◆ Problem
Write out each line in which the string "this" is present.
-- start Record list --
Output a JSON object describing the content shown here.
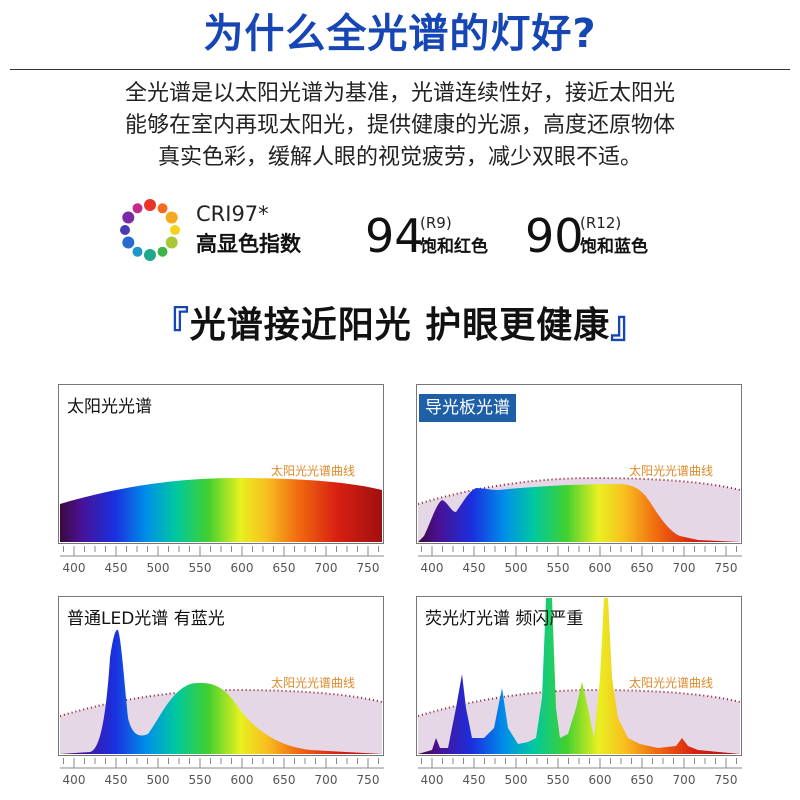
{
  "header": {
    "title": "为什么全光谱的灯好?"
  },
  "description": [
    "全光谱是以太阳光谱为基准，光谱连续性好，接近太阳光",
    "能够在室内再现太阳光，提供健康的光源，高度还原物体",
    "真实色彩，缓解人眼的视觉疲劳，减少双眼不适。"
  ],
  "metrics": {
    "cri": {
      "label": "CRI97*",
      "sublabel": "高显色指数"
    },
    "r9": {
      "value": "94",
      "tag": "(R9)",
      "label": "饱和红色"
    },
    "r12": {
      "value": "90",
      "tag": "(R12)",
      "label": "饱和蓝色"
    }
  },
  "slogan": {
    "open": "『",
    "text": "光谱接近阳光 护眼更健康",
    "close": "』"
  },
  "axis_ticks": [
    "400",
    "450",
    "500",
    "550",
    "600",
    "650",
    "700",
    "750"
  ],
  "panels": [
    {
      "title": "太阳光光谱",
      "ref_label": "太阳光光谱曲线"
    },
    {
      "title": "导光板光谱",
      "ref_label": "太阳光光谱曲线"
    },
    {
      "title": "普通LED光谱 有蓝光",
      "ref_label": "太阳光光谱曲线"
    },
    {
      "title": "荧光灯光谱 频闪严重",
      "ref_label": "太阳光光谱曲线"
    }
  ],
  "colors": {
    "title_blue": "#1546b4",
    "tag_bg": "#1f5fa8",
    "ref_orange": "#e0892a"
  }
}
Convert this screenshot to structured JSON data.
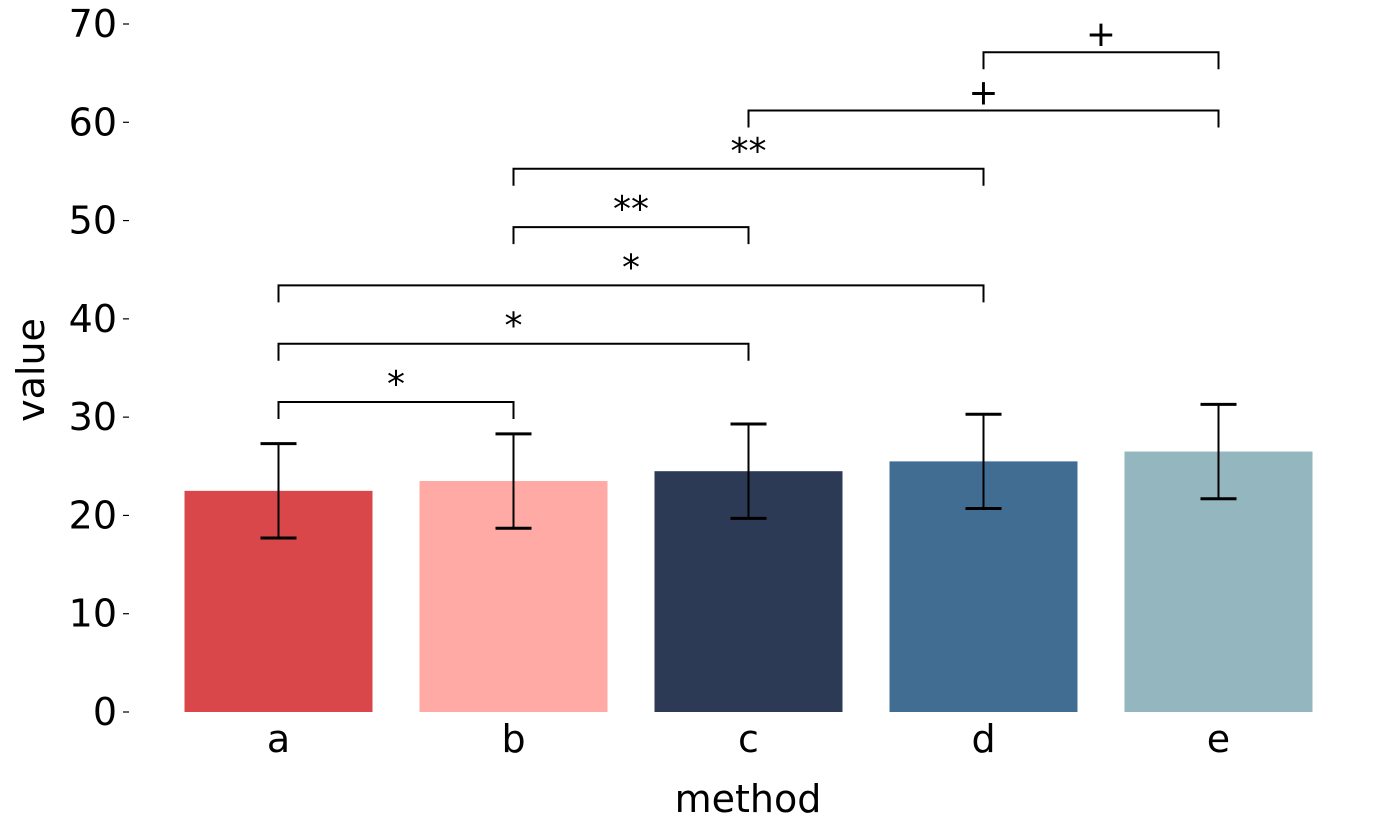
{
  "chart_data": {
    "type": "bar",
    "title": "",
    "xlabel": "method",
    "ylabel": "value",
    "ylim": [
      0,
      70
    ],
    "yticks": [
      0,
      10,
      20,
      30,
      40,
      50,
      60,
      70
    ],
    "grid": false,
    "categories": [
      "a",
      "b",
      "c",
      "d",
      "e"
    ],
    "values": [
      22.5,
      23.5,
      24.5,
      25.5,
      26.5
    ],
    "errors": [
      4.8,
      4.8,
      4.8,
      4.8,
      4.8
    ],
    "colors": [
      "#d9474b",
      "#ffaaa5",
      "#2c3a55",
      "#416d93",
      "#93b6bf"
    ],
    "significance": [
      {
        "from": "a",
        "to": "b",
        "label": "*"
      },
      {
        "from": "a",
        "to": "c",
        "label": "*"
      },
      {
        "from": "a",
        "to": "d",
        "label": "*"
      },
      {
        "from": "b",
        "to": "c",
        "label": "**"
      },
      {
        "from": "b",
        "to": "d",
        "label": "**"
      },
      {
        "from": "c",
        "to": "e",
        "label": "+"
      },
      {
        "from": "d",
        "to": "e",
        "label": "+"
      }
    ]
  }
}
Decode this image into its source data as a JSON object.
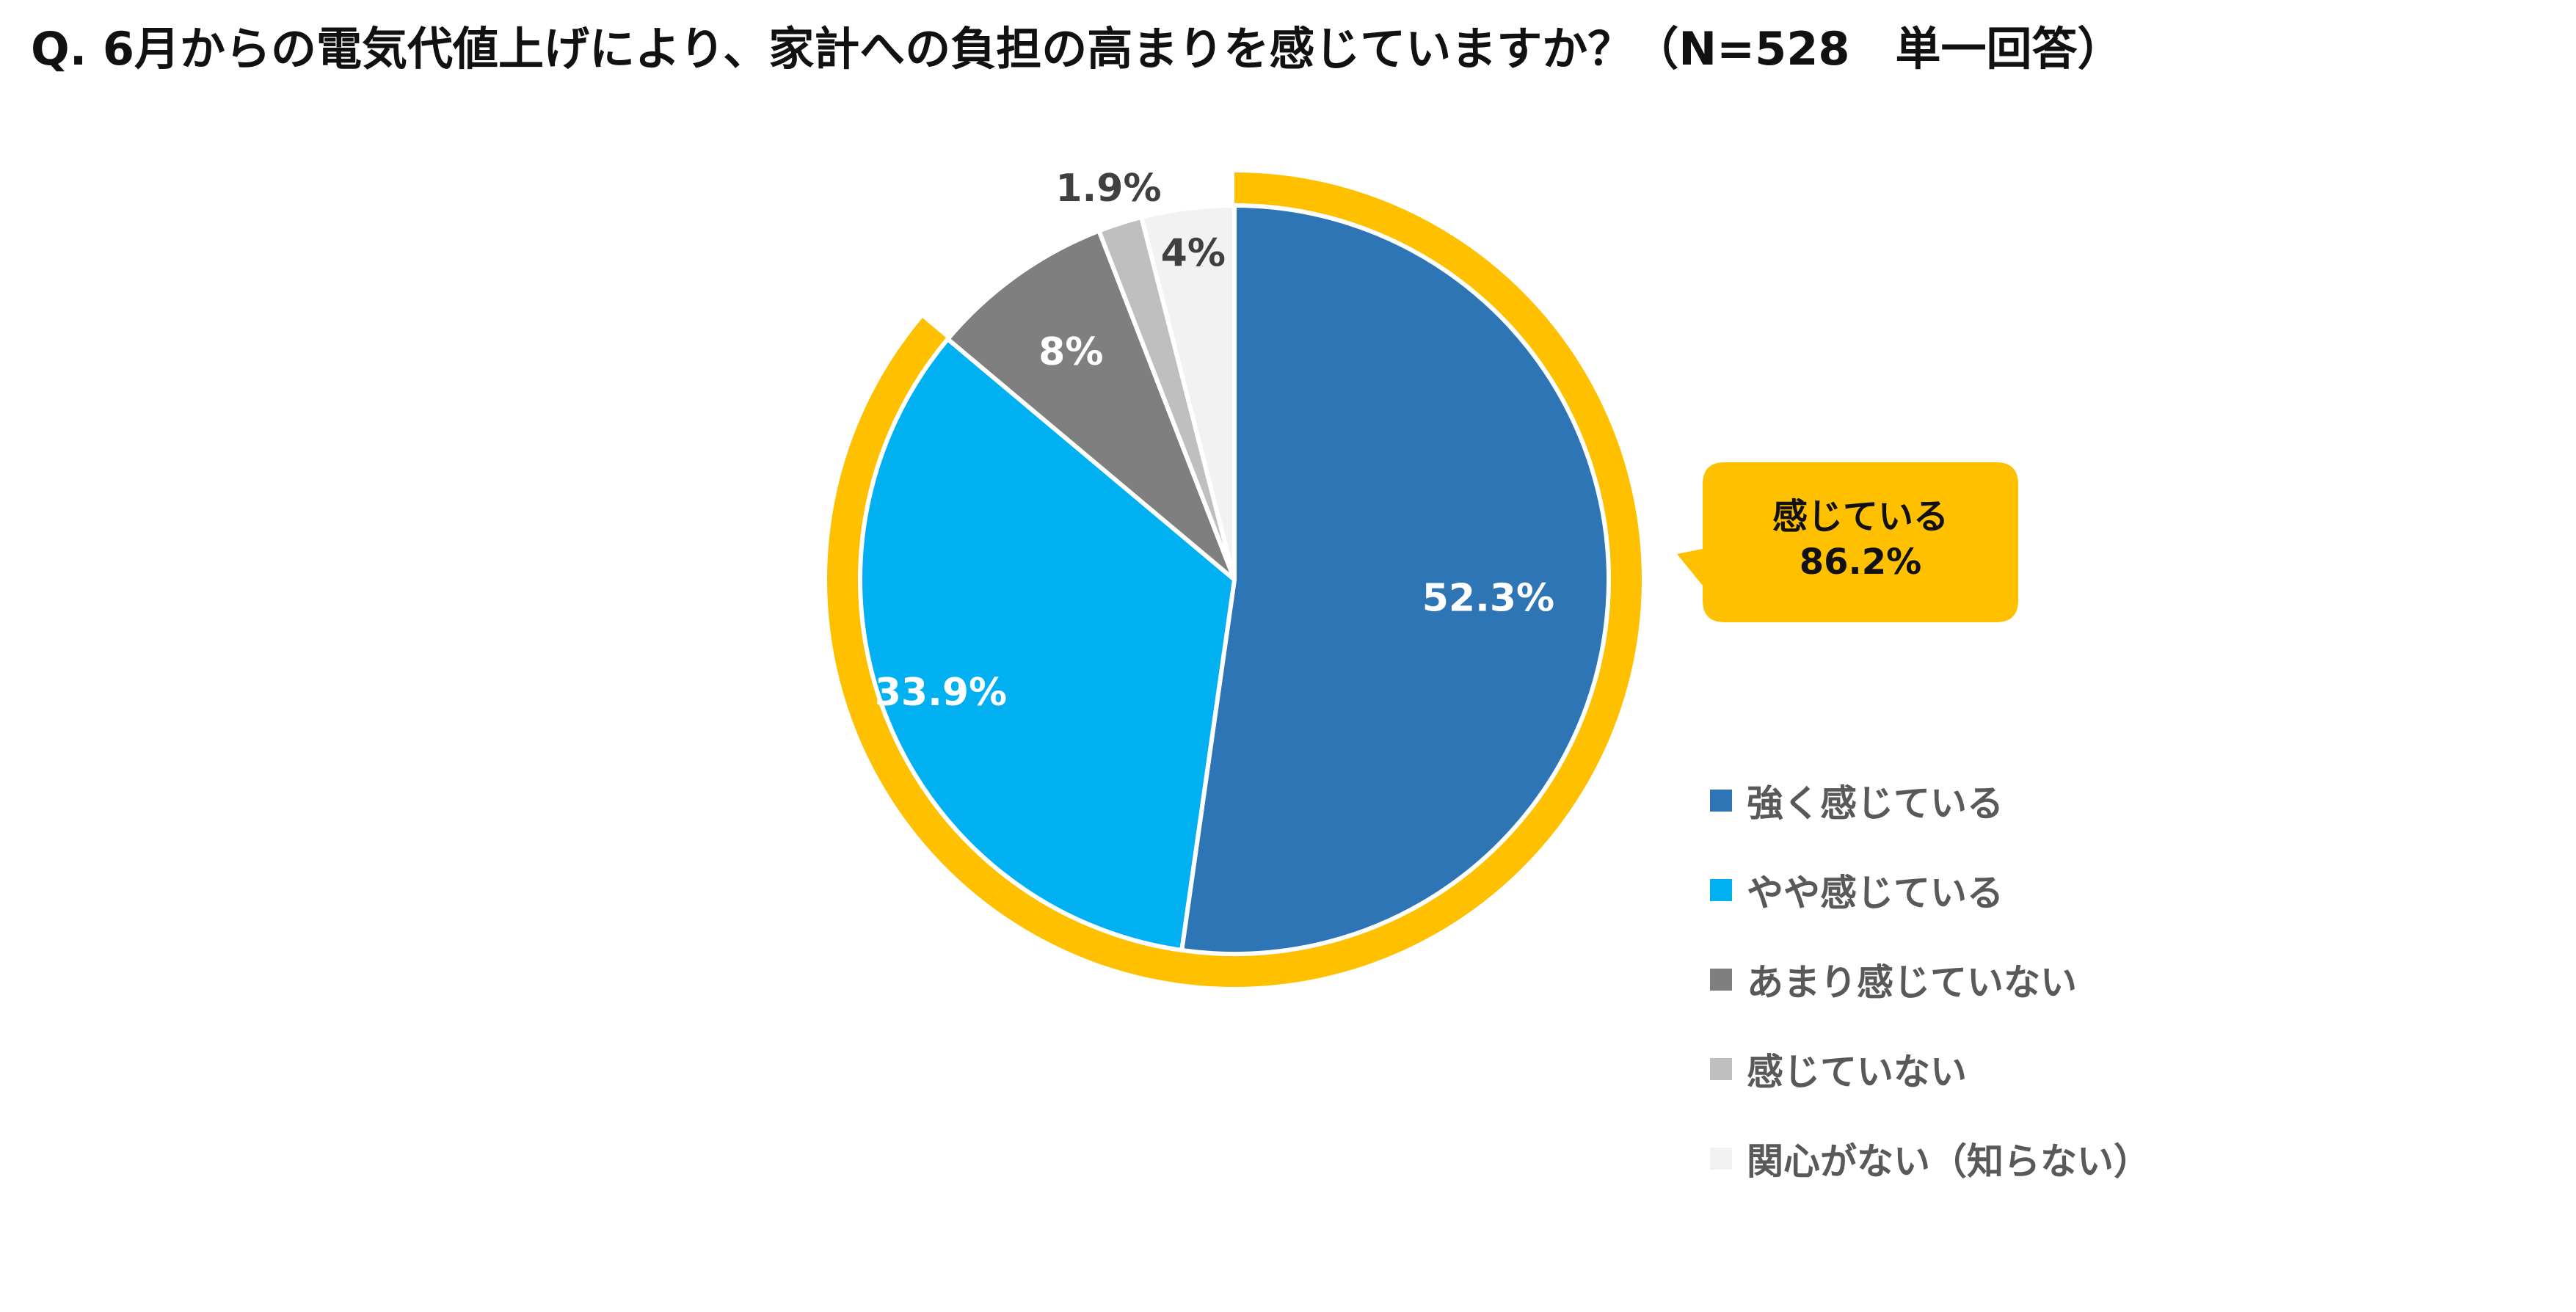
{
  "title": "Q.  6月からの電気代値上げにより、家計への負担の高まりを感じていますか？（N=528　単一回答）",
  "callout": {
    "line1": "感じている",
    "line2": "86.2%",
    "color": "#FFC000"
  },
  "chart_data": {
    "type": "pie",
    "title": "Q.  6月からの電気代値上げにより、家計への負担の高まりを感じていますか？（N=528　単一回答）",
    "n": 528,
    "slices": [
      {
        "label": "強く感じている",
        "value": 52.3,
        "display": "52.3%",
        "color": "#2E75B6"
      },
      {
        "label": "やや感じている",
        "value": 33.9,
        "display": "33.9%",
        "color": "#00B0F0"
      },
      {
        "label": "あまり感じていない",
        "value": 8,
        "display": "8%",
        "color": "#7F7F7F"
      },
      {
        "label": "感じていない",
        "value": 1.9,
        "display": "1.9%",
        "color": "#BFBFBF"
      },
      {
        "label": "関心がない（知らない）",
        "value": 4,
        "display": "4%",
        "color": "#F2F2F2"
      }
    ],
    "highlight_group": {
      "label": "感じている",
      "value": 86.2,
      "members": [
        "強く感じている",
        "やや感じている"
      ]
    },
    "legend_position": "right"
  }
}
-- end Record list --
◆ Written answer
Convert this screenshot to structured JSON data.
Decode this image into its source data as a JSON object.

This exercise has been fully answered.